▶ [Task description]: Return all lines with the word "subtitle" in them.

:: Material provided

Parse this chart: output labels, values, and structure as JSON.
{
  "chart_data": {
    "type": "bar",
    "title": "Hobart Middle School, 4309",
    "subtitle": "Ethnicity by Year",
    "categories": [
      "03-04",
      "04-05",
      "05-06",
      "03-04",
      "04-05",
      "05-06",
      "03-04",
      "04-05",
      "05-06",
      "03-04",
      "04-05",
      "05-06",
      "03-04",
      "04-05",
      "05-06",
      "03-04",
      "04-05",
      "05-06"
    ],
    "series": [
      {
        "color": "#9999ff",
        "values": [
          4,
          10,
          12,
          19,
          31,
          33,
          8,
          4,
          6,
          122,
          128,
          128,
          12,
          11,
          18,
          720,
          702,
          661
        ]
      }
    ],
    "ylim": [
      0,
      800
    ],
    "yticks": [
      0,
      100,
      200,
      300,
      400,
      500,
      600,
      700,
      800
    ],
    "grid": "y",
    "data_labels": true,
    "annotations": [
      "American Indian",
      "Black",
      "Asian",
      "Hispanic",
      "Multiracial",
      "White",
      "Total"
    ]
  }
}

::::
:: Material provided

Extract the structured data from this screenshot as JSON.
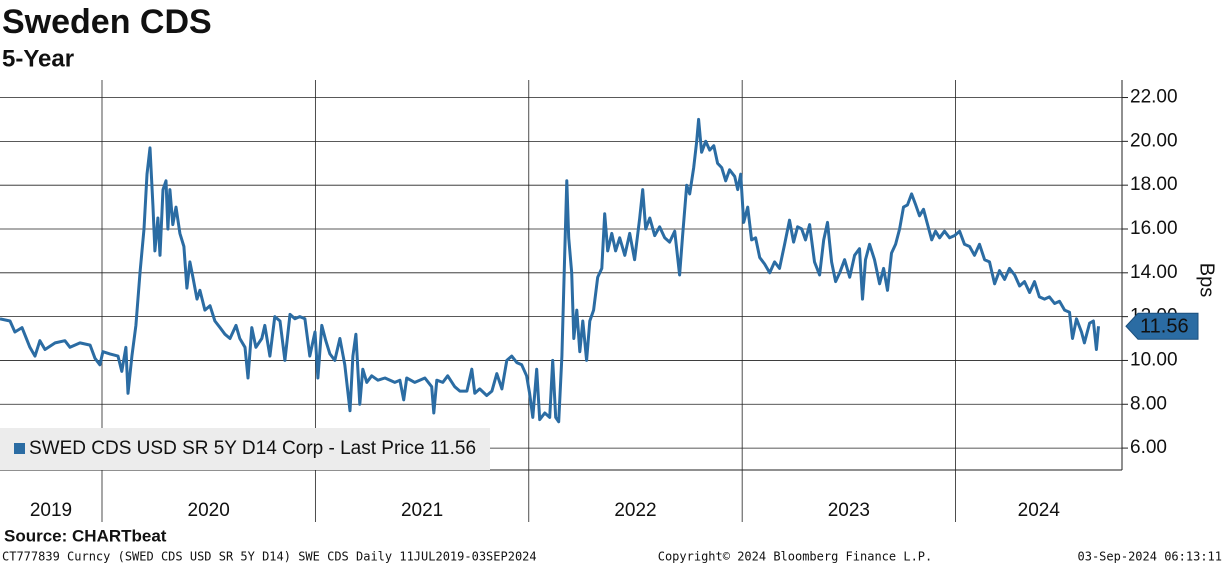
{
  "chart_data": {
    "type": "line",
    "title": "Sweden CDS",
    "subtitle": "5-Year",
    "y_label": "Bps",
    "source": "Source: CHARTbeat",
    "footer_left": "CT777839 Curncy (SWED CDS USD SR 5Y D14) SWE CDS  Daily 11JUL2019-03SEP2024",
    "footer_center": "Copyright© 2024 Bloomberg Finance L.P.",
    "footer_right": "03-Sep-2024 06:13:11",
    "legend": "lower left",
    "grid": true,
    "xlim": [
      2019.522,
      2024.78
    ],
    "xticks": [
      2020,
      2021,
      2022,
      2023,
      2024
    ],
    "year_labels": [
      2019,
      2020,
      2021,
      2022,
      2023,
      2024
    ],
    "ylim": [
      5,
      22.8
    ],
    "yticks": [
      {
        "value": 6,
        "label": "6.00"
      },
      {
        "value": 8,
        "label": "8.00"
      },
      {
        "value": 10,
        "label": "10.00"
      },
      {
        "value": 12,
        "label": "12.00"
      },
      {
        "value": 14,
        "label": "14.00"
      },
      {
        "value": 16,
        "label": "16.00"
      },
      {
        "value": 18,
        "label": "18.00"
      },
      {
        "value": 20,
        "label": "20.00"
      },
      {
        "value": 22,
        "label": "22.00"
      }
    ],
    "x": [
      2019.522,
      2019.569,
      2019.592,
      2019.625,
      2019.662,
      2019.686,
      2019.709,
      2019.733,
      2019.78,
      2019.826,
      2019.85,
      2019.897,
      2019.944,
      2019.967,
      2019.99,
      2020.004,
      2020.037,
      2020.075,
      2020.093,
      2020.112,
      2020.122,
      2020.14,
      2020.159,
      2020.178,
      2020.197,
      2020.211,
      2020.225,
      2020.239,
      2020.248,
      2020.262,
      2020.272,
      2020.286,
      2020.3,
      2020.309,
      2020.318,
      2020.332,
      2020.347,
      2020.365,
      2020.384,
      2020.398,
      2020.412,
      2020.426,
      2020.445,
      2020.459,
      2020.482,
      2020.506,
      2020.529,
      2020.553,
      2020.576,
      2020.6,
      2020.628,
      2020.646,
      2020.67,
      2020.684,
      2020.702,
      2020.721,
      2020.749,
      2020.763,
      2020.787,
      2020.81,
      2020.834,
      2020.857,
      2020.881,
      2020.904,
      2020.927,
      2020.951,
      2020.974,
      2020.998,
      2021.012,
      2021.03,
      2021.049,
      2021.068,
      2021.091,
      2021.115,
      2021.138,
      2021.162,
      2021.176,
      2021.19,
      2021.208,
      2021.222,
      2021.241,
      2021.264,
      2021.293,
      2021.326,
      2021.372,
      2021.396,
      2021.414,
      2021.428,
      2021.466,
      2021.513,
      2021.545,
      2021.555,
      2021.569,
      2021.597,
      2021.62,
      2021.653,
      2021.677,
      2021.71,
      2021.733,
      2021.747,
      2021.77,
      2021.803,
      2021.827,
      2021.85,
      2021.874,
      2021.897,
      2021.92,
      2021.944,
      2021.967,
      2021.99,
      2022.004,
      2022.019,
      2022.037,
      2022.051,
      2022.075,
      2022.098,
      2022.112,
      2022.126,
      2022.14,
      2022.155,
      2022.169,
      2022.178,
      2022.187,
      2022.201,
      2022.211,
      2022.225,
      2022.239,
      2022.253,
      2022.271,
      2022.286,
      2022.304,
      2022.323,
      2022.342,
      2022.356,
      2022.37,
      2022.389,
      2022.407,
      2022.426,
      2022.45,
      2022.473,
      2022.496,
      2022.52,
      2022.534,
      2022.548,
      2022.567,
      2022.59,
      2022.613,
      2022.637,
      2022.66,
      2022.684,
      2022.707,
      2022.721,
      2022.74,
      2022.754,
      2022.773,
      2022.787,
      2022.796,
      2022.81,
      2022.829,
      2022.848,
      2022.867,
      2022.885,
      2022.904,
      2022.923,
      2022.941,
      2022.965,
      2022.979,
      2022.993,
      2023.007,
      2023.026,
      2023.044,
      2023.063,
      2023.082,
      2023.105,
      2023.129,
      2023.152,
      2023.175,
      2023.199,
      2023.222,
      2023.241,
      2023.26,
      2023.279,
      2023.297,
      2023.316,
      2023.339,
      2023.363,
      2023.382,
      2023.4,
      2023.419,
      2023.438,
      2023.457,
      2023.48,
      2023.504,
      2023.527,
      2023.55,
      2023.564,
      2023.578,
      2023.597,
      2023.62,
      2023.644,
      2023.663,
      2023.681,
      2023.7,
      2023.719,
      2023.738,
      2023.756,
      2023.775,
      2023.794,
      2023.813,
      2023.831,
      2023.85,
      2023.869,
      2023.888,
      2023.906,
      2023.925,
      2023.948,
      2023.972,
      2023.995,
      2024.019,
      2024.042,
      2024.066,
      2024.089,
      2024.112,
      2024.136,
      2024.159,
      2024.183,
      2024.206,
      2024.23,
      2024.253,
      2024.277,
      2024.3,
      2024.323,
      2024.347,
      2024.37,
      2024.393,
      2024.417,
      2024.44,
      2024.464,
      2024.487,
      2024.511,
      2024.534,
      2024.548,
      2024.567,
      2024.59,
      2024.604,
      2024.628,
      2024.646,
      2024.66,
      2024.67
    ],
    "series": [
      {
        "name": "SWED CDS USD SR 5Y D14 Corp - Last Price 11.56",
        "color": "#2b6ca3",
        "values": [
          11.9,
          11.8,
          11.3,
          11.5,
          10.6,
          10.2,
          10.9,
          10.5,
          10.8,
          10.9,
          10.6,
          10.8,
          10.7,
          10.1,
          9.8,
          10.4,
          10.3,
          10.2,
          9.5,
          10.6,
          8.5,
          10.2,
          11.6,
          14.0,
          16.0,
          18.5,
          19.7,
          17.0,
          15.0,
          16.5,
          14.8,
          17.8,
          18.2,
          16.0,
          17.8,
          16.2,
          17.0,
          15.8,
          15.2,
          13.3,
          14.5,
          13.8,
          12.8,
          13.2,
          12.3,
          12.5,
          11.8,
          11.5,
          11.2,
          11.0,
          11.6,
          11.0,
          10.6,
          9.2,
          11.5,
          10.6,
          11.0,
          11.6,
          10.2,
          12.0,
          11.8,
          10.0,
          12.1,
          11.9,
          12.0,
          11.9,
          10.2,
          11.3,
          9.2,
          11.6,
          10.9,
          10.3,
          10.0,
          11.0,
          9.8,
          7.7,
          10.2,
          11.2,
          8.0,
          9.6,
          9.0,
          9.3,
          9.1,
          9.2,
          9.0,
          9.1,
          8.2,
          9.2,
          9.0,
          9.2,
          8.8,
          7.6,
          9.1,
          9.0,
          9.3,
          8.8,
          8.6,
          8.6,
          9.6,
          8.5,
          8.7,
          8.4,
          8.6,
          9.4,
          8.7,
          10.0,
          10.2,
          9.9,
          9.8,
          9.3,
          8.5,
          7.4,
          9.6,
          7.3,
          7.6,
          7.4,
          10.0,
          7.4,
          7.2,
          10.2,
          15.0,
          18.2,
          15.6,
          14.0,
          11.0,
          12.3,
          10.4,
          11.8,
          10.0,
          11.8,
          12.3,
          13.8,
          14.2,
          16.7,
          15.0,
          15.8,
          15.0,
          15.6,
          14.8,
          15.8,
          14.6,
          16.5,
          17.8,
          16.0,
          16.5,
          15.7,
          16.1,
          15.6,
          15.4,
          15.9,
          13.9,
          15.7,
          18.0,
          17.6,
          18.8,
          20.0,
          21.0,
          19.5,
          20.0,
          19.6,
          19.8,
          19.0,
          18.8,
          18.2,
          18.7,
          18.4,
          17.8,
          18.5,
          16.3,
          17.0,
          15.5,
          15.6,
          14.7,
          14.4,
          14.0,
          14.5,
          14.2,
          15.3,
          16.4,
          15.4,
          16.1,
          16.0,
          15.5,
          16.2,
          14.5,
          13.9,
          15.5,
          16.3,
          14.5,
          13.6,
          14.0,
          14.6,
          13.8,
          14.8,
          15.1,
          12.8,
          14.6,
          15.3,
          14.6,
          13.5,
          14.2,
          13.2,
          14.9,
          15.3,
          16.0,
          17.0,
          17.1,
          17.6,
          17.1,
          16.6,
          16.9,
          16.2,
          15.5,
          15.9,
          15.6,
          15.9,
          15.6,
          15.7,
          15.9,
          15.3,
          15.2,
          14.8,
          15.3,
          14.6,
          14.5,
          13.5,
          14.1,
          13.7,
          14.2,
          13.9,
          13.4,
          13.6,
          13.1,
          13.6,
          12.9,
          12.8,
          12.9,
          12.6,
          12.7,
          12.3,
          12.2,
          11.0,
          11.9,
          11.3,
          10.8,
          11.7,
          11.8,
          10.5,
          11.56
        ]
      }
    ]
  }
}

::::

▶ [Finished task]:
    "subtitle": "Ethnicity by Year",
    "subtitle": "5-Year",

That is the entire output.